§ **WRITTEN REQUEST**: Check every line of the entries below for the word "What", and copy the ones that have it.

§ **SUPPLIED RECORDS**:
** begin **

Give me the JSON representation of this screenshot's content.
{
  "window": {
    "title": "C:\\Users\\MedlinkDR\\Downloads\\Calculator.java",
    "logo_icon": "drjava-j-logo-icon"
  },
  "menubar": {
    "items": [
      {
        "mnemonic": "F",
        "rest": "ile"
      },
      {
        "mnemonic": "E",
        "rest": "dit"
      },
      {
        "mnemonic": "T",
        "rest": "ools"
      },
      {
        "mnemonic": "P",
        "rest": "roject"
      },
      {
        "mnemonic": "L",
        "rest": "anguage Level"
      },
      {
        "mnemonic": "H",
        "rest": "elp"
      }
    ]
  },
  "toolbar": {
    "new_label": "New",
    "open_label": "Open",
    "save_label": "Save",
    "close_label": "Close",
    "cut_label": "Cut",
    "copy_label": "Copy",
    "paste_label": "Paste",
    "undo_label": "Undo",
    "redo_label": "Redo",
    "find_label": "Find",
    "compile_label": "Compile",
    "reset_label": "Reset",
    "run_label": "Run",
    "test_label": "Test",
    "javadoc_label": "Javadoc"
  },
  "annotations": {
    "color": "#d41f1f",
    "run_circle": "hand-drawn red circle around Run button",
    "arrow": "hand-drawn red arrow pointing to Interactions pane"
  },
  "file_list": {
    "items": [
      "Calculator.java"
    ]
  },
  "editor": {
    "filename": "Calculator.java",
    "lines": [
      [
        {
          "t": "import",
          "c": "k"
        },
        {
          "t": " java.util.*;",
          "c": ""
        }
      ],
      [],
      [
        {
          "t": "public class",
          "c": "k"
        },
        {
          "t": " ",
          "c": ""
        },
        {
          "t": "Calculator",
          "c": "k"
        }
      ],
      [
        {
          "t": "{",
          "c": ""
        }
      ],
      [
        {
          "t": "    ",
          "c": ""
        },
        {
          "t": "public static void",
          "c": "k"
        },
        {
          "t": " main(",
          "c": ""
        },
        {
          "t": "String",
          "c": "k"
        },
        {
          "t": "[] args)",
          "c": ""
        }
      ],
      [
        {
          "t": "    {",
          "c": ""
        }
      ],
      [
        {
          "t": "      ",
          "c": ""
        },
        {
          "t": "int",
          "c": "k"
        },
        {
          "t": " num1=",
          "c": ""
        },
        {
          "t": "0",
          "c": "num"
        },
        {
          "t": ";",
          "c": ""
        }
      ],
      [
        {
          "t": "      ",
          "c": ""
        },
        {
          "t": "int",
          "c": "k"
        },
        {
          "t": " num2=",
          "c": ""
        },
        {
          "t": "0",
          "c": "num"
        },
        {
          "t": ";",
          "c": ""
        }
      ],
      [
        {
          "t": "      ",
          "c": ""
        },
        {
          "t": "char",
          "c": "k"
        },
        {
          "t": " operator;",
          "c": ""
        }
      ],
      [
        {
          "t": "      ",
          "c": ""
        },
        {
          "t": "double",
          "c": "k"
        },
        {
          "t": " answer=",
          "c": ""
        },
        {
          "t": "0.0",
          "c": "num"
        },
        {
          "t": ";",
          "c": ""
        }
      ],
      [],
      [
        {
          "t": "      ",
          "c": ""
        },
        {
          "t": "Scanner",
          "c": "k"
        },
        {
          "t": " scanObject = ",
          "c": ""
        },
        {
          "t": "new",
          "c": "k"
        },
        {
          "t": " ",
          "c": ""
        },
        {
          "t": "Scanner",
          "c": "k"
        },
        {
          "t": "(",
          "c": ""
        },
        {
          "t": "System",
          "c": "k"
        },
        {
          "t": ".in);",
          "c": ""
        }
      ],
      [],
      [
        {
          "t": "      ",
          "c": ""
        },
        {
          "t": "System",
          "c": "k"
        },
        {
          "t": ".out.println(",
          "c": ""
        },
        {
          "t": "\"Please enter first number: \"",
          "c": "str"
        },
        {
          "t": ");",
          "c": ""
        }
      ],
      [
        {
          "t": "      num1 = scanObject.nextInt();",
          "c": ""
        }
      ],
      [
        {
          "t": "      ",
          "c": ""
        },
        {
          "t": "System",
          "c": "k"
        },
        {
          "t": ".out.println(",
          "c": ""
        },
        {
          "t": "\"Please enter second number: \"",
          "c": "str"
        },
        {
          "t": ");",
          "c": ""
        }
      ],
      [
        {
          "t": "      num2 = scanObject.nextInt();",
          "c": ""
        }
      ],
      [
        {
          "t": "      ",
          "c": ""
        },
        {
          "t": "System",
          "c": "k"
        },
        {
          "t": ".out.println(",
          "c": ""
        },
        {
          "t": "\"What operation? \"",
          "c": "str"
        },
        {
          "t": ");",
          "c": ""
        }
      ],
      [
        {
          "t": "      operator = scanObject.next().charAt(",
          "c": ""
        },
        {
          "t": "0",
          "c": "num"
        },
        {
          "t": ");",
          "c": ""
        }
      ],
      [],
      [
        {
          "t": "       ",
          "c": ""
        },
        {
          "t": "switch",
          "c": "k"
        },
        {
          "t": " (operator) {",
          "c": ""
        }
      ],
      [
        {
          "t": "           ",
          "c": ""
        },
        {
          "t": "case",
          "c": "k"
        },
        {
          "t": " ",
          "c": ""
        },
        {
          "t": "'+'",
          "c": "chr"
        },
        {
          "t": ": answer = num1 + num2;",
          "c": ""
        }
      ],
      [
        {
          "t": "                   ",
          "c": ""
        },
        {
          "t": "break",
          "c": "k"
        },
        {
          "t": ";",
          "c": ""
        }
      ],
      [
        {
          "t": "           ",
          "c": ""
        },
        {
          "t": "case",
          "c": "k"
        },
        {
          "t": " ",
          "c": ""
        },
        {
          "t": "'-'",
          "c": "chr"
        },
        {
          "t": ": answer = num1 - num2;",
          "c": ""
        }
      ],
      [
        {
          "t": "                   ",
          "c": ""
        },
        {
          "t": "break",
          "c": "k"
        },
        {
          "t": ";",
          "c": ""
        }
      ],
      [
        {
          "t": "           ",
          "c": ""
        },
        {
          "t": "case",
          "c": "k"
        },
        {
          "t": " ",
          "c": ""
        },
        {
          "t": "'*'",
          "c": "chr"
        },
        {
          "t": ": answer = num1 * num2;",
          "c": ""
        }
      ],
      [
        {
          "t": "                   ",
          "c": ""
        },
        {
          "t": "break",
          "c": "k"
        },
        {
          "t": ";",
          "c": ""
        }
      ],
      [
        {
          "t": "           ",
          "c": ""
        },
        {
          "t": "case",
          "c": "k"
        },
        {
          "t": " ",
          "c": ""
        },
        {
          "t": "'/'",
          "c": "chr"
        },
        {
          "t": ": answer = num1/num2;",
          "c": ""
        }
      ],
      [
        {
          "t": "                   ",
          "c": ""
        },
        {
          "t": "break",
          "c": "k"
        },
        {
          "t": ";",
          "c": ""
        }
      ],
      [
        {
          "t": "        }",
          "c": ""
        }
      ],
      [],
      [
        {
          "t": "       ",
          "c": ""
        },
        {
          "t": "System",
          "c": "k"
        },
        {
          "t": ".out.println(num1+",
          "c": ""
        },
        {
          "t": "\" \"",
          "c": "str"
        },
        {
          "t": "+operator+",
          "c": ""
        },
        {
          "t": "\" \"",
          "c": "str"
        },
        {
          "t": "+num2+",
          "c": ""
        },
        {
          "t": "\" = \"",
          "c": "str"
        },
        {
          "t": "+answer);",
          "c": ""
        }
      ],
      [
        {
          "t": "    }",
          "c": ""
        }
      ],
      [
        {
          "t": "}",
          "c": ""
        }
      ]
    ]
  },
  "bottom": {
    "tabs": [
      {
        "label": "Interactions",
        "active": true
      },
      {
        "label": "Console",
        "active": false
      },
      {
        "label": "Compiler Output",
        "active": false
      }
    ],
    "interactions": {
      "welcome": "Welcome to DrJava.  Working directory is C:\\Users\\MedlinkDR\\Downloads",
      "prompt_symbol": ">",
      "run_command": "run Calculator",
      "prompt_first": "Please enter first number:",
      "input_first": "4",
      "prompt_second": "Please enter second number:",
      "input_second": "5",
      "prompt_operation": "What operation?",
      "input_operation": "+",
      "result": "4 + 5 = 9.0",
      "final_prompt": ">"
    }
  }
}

** end **

§ **RESULT**:
          "t": "\"What operation? \"",
      "prompt_operation": "What operation?",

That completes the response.